▶ Work to complete: Skip the pictures and extract all of the lines exactly as written.

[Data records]
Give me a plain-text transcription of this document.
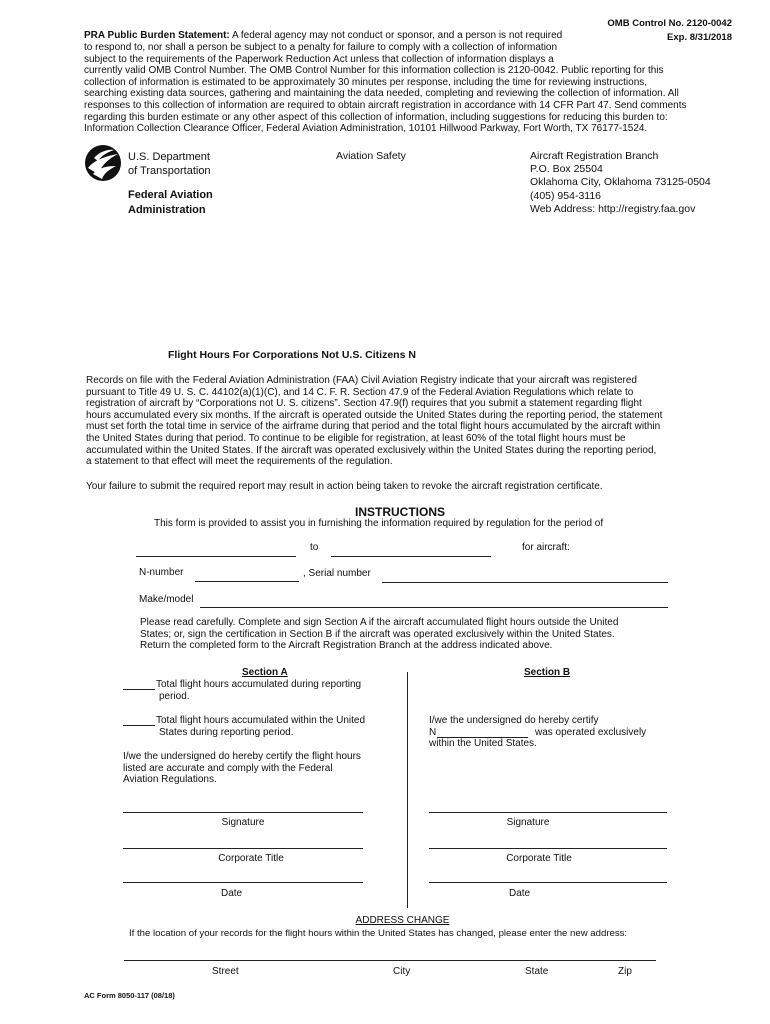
OMB Control No. 2120-0042
Exp. 8/31/2018
PRA Public Burden Statement: A federal agency may not conduct or sponsor, and a person is not required
to respond to, nor shall a person be subject to a penalty for failure to comply with a collection of information
subject to the requirements of the Paperwork Reduction Act unless that collection of information displays a
currently valid OMB Control Number. The OMB Control Number for this information collection is 2120-0042. Public reporting for this
collection of information is estimated to be approximately 30 minutes per response, including the time for reviewing instructions,
searching existing data sources, gathering and maintaining the data needed, completing and reviewing the collection of information. All
responses to this collection of information are required to obtain aircraft registration in accordance with 14 CFR Part 47. Send comments
regarding this burden estimate or any other aspect of this collection of information, including suggestions for reducing this burden to:
Information Collection Clearance Officer, Federal Aviation Administration, 10101 Hillwood Parkway, Fort Worth, TX 76177-1524.
U.S. Department
of Transportation
Federal Aviation
Administration
Aviation Safety	Aircraft Registration Branch
P.O. Box 25504
Oklahoma City, Oklahoma 73125-0504
(405) 954-3116
Web Address: http://registry.faa.gov
Flight Hours For Corporations Not U.S. Citizens N
Records on file with the Federal Aviation Administration (FAA) Civil Aviation Registry indicate that your aircraft was registered
pursuant to Title 49 U. S. C. 44102(a)(1)(C), and 14 C. F. R. Section 47.9 of the Federal Aviation Regulations which relate to
registration of aircraft by “Corporations not U. S. citizens”. Section 47.9(f) requires that you submit a statement regarding flight
hours accumulated every six months. If the aircraft is operated outside the United States during the reporting period, the statement
must set forth the total time in service of the airframe during that period and the total flight hours accumulated by the aircraft within
the United States during that period. To continue to be eligible for registration, at least 60% of the total flight hours must be
accumulated within the United States. If the aircraft was operated exclusively within the United States during the reporting period,
a statement to that effect will meet the requirements of the regulation.
Your failure to submit the required report may result in action being taken to revoke the aircraft registration certificate.
INSTRUCTIONS
This form is provided to assist you in furnishing the information required by regulation for the period of
to	for aircraft:
N-number	, Serial number
Make/model
Please read carefully. Complete and sign Section A if the aircraft accumulated flight hours outside the United
States; or, sign the certification in Section B if the aircraft was operated exclusively within the United States.
Return the completed form to the Aircraft Registration Branch at the address indicated above.
Section A
Total flight hours accumulated during reporting
period.
Total flight hours accumulated within the United
States during reporting period.
I/we the undersigned do hereby certify the flight hours
listed are accurate and comply with the Federal
Aviation Regulations.
Signature
Corporate Title
Date
Section B
I/we the undersigned do hereby certify
N	was operated exclusively
within the United States.
Signature
Corporate Title
Date
ADDRESS CHANGE
If the location of your records for the flight hours within the United States has changed, please enter the new address:
Street	City	State	Zip
AC Form 8050-117 (08/18)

▶ Output below:
Give me a plain-text transcription of this document.
OMB Control No. 2120-0042
Exp. 8/31/2018
PRA Public Burden Statement: A federal agency may not conduct or sponsor, and a person is not required
to respond to, nor shall a person be subject to a penalty for failure to comply with a collection of information
subject to the requirements of the Paperwork Reduction Act unless that collection of information displays a
currently valid OMB Control Number. The OMB Control Number for this information collection is 2120-0042. Public reporting for this
collection of information is estimated to be approximately 30 minutes per response, including the time for reviewing instructions,
searching existing data sources, gathering and maintaining the data needed, completing and reviewing the collection of information. All
responses to this collection of information are required to obtain aircraft registration in accordance with 14 CFR Part 47. Send comments
regarding this burden estimate or any other aspect of this collection of information, including suggestions for reducing this burden to:
Information Collection Clearance Officer, Federal Aviation Administration, 10101 Hillwood Parkway, Fort Worth, TX 76177-1524.
U.S. Department
of Transportation
Federal Aviation
Administration
Aviation Safety	Aircraft Registration Branch
P.O. Box 25504
Oklahoma City, Oklahoma 73125-0504
(405) 954-3116
Web Address: http://registry.faa.gov
Flight Hours For Corporations Not U.S. Citizens N
Records on file with the Federal Aviation Administration (FAA) Civil Aviation Registry indicate that your aircraft was registered
pursuant to Title 49 U. S. C. 44102(a)(1)(C), and 14 C. F. R. Section 47.9 of the Federal Aviation Regulations which relate to
registration of aircraft by “Corporations not U. S. citizens”. Section 47.9(f) requires that you submit a statement regarding flight
hours accumulated every six months. If the aircraft is operated outside the United States during the reporting period, the statement
must set forth the total time in service of the airframe during that period and the total flight hours accumulated by the aircraft within
the United States during that period. To continue to be eligible for registration, at least 60% of the total flight hours must be
accumulated within the United States. If the aircraft was operated exclusively within the United States during the reporting period,
a statement to that effect will meet the requirements of the regulation.
Your failure to submit the required report may result in action being taken to revoke the aircraft registration certificate.
INSTRUCTIONS
This form is provided to assist you in furnishing the information required by regulation for the period of
to	for aircraft:
N-number	, Serial number
Make/model
Please read carefully. Complete and sign Section A if the aircraft accumulated flight hours outside the United
States; or, sign the certification in Section B if the aircraft was operated exclusively within the United States.
Return the completed form to the Aircraft Registration Branch at the address indicated above.
Section A
Total flight hours accumulated during reporting
period.
Total flight hours accumulated within the United
States during reporting period.
I/we the undersigned do hereby certify the flight hours
listed are accurate and comply with the Federal
Aviation Regulations.
Signature
Corporate Title
Date
Section B
I/we the undersigned do hereby certify
N	was operated exclusively
within the United States.
Signature
Corporate Title
Date
ADDRESS CHANGE
If the location of your records for the flight hours within the United States has changed, please enter the new address:
Street	City	State	Zip
AC Form 8050-117 (08/18)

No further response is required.